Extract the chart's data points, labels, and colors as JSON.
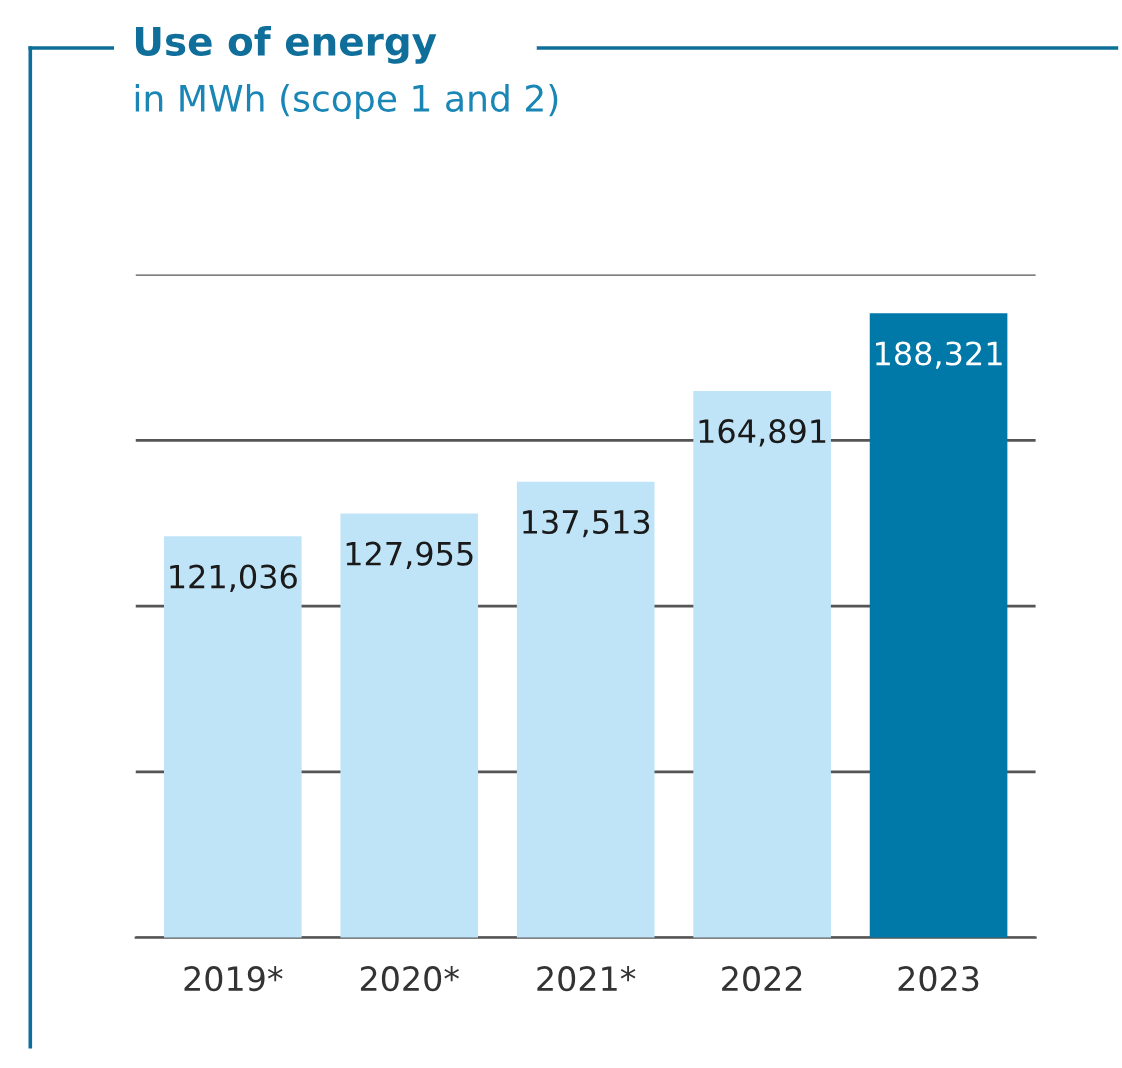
{
  "chart_data": {
    "type": "bar",
    "title": "Use of energy",
    "subtitle": "in MWh (scope 1 and 2)",
    "categories": [
      "2019*",
      "2020*",
      "2021*",
      "2022",
      "2023"
    ],
    "values": [
      121036,
      127955,
      137513,
      164891,
      188321
    ],
    "colors": [
      "#bfe4f8",
      "#bfe4f8",
      "#bfe4f8",
      "#bfe4f8",
      "#0079a8"
    ],
    "value_labels": [
      "121,036",
      "127,955",
      "137,513",
      "164,891",
      "188,321"
    ],
    "ylim": [
      0,
      200000
    ],
    "yticks": [
      {
        "value": 0,
        "label": null
      },
      {
        "value": 50000,
        "label": null
      },
      {
        "value": 100000,
        "label": null
      },
      {
        "value": 150000,
        "label": null
      },
      {
        "value": 200000,
        "label": null
      }
    ],
    "grid": "y",
    "tick_labels": "x"
  }
}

Short problem: Transcribe all the data word for word; the images stay out.

Expected output:
Extract the chart's data points, labels, and colors as JSON.
{
  "chart_data": {
    "type": "bar",
    "title": "Use of energy",
    "subtitle": "in MWh (scope 1 and 2)",
    "categories": [
      "2019*",
      "2020*",
      "2021*",
      "2022",
      "2023"
    ],
    "values": [
      121036,
      127955,
      137513,
      164891,
      188321
    ],
    "colors": [
      "#bfe4f8",
      "#bfe4f8",
      "#bfe4f8",
      "#bfe4f8",
      "#0079a8"
    ],
    "value_labels": [
      "121,036",
      "127,955",
      "137,513",
      "164,891",
      "188,321"
    ],
    "ylim": [
      0,
      200000
    ],
    "yticks": [
      {
        "value": 0,
        "label": null
      },
      {
        "value": 50000,
        "label": null
      },
      {
        "value": 100000,
        "label": null
      },
      {
        "value": 150000,
        "label": null
      },
      {
        "value": 200000,
        "label": null
      }
    ],
    "grid": "y",
    "tick_labels": "x"
  }
}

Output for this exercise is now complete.